» AIM OF THE TASK
Reproduce the lines of the material exactly, excluding every image.

(Stored records)

-- -- --

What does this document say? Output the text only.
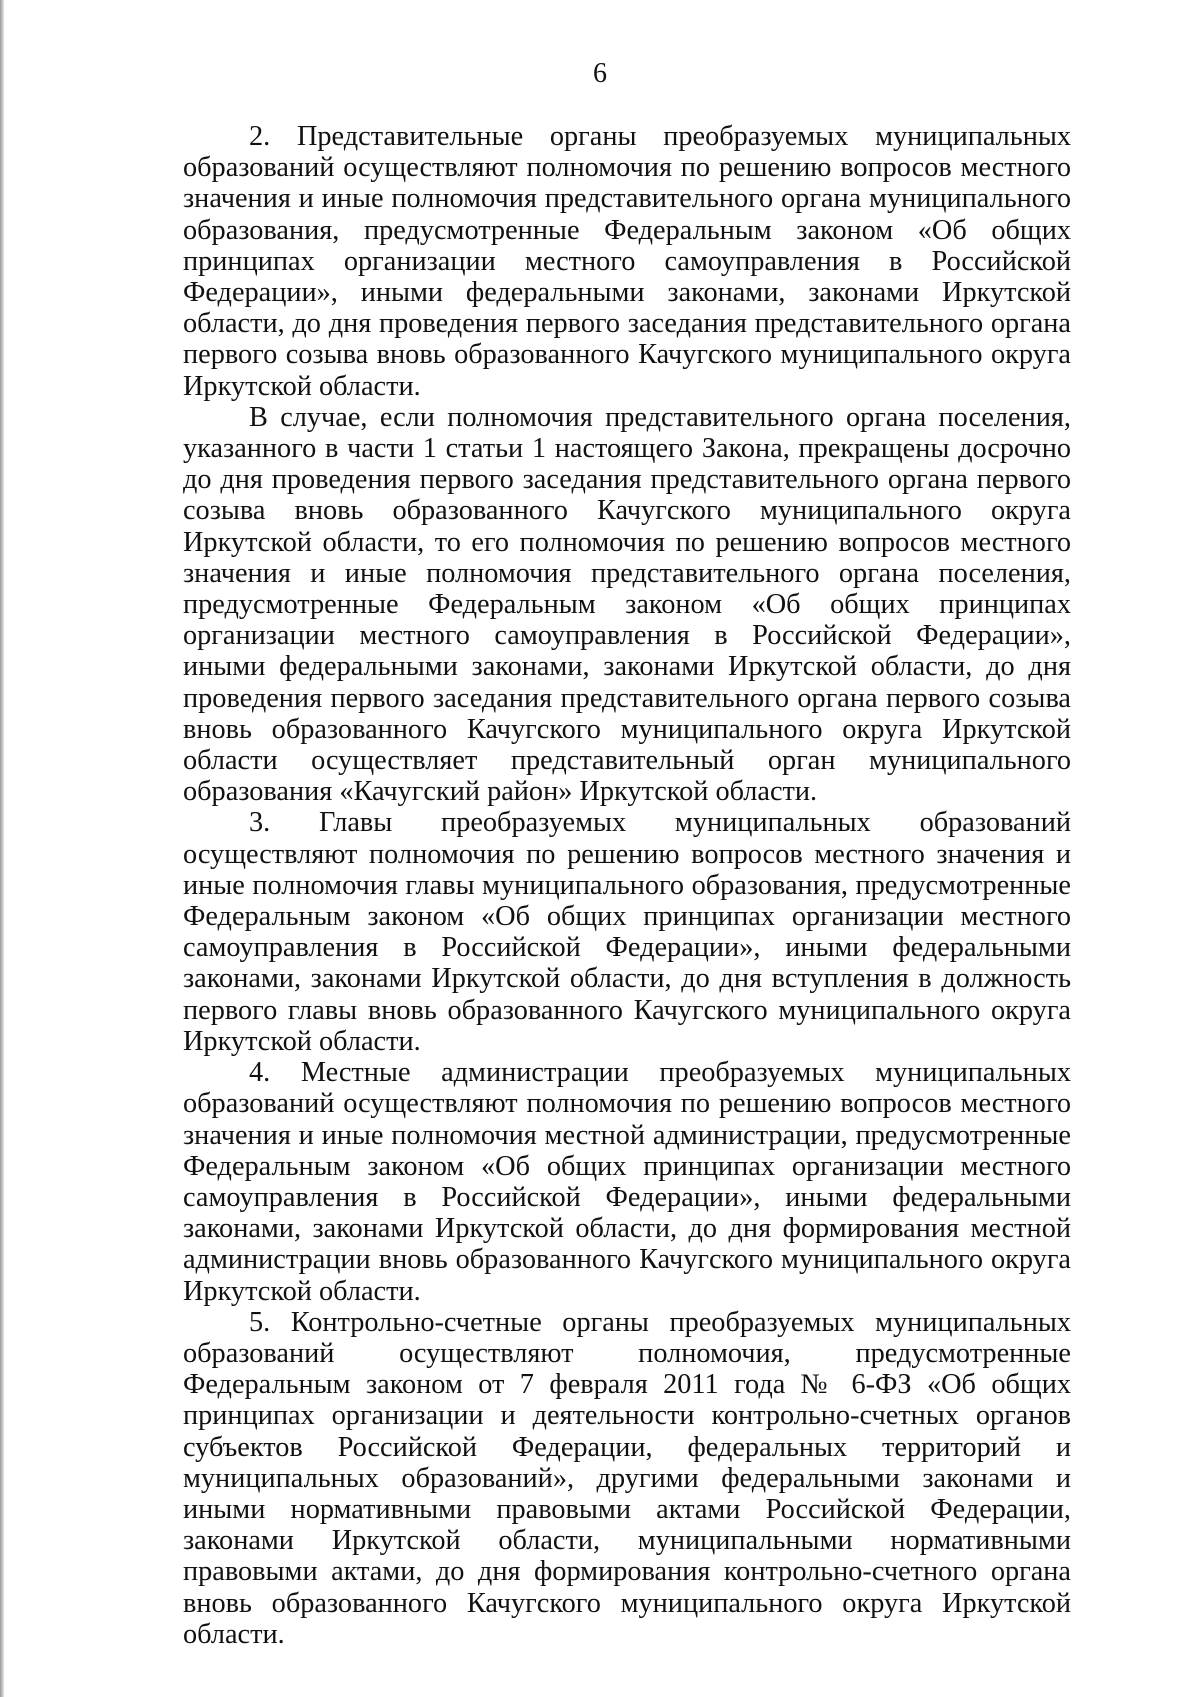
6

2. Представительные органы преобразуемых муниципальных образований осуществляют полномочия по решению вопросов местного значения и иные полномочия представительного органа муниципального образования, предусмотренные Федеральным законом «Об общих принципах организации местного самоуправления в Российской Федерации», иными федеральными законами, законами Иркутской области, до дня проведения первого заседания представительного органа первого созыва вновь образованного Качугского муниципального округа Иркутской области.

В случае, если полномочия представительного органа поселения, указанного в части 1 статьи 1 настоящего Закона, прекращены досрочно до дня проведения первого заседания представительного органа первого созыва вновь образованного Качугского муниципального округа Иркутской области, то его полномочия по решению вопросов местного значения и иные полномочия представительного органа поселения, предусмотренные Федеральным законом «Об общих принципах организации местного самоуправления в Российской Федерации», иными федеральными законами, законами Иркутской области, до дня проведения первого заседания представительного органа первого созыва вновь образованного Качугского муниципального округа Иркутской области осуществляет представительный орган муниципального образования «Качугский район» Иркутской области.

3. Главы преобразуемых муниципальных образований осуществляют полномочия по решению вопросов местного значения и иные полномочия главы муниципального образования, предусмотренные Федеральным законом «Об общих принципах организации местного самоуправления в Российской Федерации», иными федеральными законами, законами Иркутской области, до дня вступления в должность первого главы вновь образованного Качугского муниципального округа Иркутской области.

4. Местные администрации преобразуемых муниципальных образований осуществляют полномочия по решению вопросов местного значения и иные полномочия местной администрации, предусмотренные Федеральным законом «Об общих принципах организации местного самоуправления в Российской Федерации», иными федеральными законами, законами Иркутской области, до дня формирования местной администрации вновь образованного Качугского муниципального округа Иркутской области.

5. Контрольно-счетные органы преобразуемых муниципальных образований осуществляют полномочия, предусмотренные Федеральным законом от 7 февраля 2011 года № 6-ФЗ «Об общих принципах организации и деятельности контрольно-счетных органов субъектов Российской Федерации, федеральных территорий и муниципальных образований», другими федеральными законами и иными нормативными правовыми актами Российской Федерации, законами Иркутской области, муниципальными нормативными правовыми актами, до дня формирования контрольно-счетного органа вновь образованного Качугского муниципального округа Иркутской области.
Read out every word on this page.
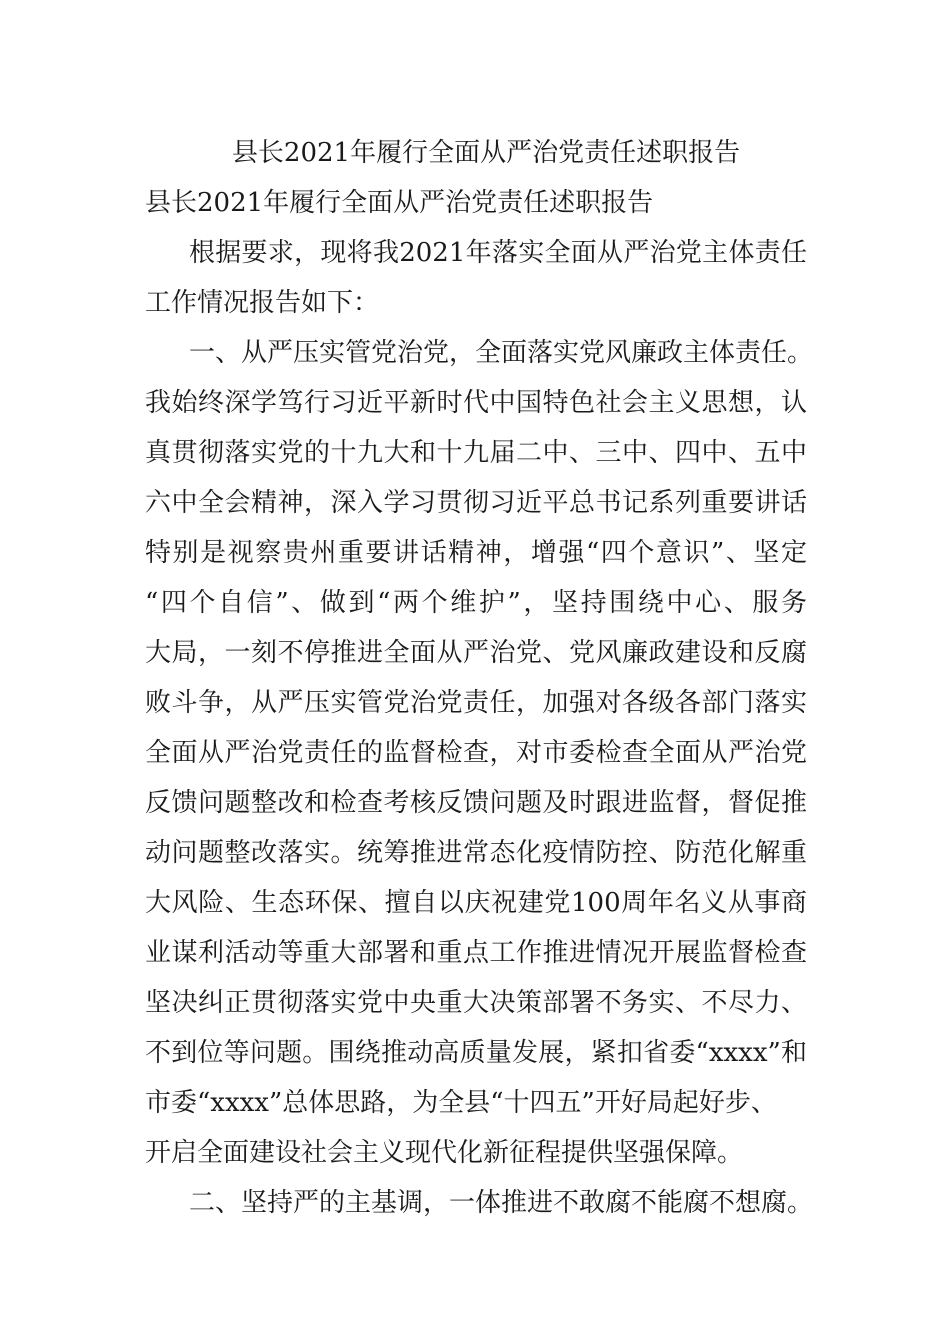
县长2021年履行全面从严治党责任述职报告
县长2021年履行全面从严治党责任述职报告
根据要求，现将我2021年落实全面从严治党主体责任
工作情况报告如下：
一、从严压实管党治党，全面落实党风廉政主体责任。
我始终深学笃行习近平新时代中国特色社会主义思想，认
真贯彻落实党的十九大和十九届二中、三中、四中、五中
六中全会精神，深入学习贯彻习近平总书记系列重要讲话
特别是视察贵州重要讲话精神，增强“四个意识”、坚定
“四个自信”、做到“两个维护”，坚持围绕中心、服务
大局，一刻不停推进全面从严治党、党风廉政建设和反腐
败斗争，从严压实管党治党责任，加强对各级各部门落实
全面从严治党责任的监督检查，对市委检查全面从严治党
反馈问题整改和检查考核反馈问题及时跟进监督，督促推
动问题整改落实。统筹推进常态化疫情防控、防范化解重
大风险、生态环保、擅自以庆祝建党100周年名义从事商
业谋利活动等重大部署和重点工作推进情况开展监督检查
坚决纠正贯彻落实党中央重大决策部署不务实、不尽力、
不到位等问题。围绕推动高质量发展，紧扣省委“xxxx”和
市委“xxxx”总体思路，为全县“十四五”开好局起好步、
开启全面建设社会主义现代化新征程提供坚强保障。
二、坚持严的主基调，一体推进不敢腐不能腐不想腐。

-- -- --

» EXERCISE ANSWER
What does this document say? Output the text only.
6

2. Представительные органы преобразуемых муниципальных образований осуществляют полномочия по решению вопросов местного значения и иные полномочия представительного органа муниципального образования, предусмотренные Федеральным законом «Об общих принципах организации местного самоуправления в Российской Федерации», иными федеральными законами, законами Иркутской области, до дня проведения первого заседания представительного органа первого созыва вновь образованного Качугского муниципального округа Иркутской области.

В случае, если полномочия представительного органа поселения, указанного в части 1 статьи 1 настоящего Закона, прекращены досрочно до дня проведения первого заседания представительного органа первого созыва вновь образованного Качугского муниципального округа Иркутской области, то его полномочия по решению вопросов местного значения и иные полномочия представительного органа поселения, предусмотренные Федеральным законом «Об общих принципах организации местного самоуправления в Российской Федерации», иными федеральными законами, законами Иркутской области, до дня проведения первого заседания представительного органа первого созыва вновь образованного Качугского муниципального округа Иркутской области осуществляет представительный орган муниципального образования «Качугский район» Иркутской области.

3. Главы преобразуемых муниципальных образований осуществляют полномочия по решению вопросов местного значения и иные полномочия главы муниципального образования, предусмотренные Федеральным законом «Об общих принципах организации местного самоуправления в Российской Федерации», иными федеральными законами, законами Иркутской области, до дня вступления в должность первого главы вновь образованного Качугского муниципального округа Иркутской области.

4. Местные администрации преобразуемых муниципальных образований осуществляют полномочия по решению вопросов местного значения и иные полномочия местной администрации, предусмотренные Федеральным законом «Об общих принципах организации местного самоуправления в Российской Федерации», иными федеральными законами, законами Иркутской области, до дня формирования местной администрации вновь образованного Качугского муниципального округа Иркутской области.

5. Контрольно-счетные органы преобразуемых муниципальных образований осуществляют полномочия, предусмотренные Федеральным законом от 7 февраля 2011 года № 6-ФЗ «Об общих принципах организации и деятельности контрольно-счетных органов субъектов Российской Федерации, федеральных территорий и муниципальных образований», другими федеральными законами и иными нормативными правовыми актами Российской Федерации, законами Иркутской области, муниципальными нормативными правовыми актами, до дня формирования контрольно-счетного органа вновь образованного Качугского муниципального округа Иркутской области.
Read out every word on this page.
县长2021年履行全面从严治党责任述职报告
县长2021年履行全面从严治党责任述职报告
根据要求，现将我2021年落实全面从严治党主体责任
工作情况报告如下：
一、从严压实管党治党，全面落实党风廉政主体责任。
我始终深学笃行习近平新时代中国特色社会主义思想，认
真贯彻落实党的十九大和十九届二中、三中、四中、五中
六中全会精神，深入学习贯彻习近平总书记系列重要讲话
特别是视察贵州重要讲话精神，增强“四个意识”、坚定
“四个自信”、做到“两个维护”，坚持围绕中心、服务
大局，一刻不停推进全面从严治党、党风廉政建设和反腐
败斗争，从严压实管党治党责任，加强对各级各部门落实
全面从严治党责任的监督检查，对市委检查全面从严治党
反馈问题整改和检查考核反馈问题及时跟进监督，督促推
动问题整改落实。统筹推进常态化疫情防控、防范化解重
大风险、生态环保、擅自以庆祝建党100周年名义从事商
业谋利活动等重大部署和重点工作推进情况开展监督检查
坚决纠正贯彻落实党中央重大决策部署不务实、不尽力、
不到位等问题。围绕推动高质量发展，紧扣省委“xxxx”和
市委“xxxx”总体思路，为全县“十四五”开好局起好步、
开启全面建设社会主义现代化新征程提供坚强保障。
二、坚持严的主基调，一体推进不敢腐不能腐不想腐。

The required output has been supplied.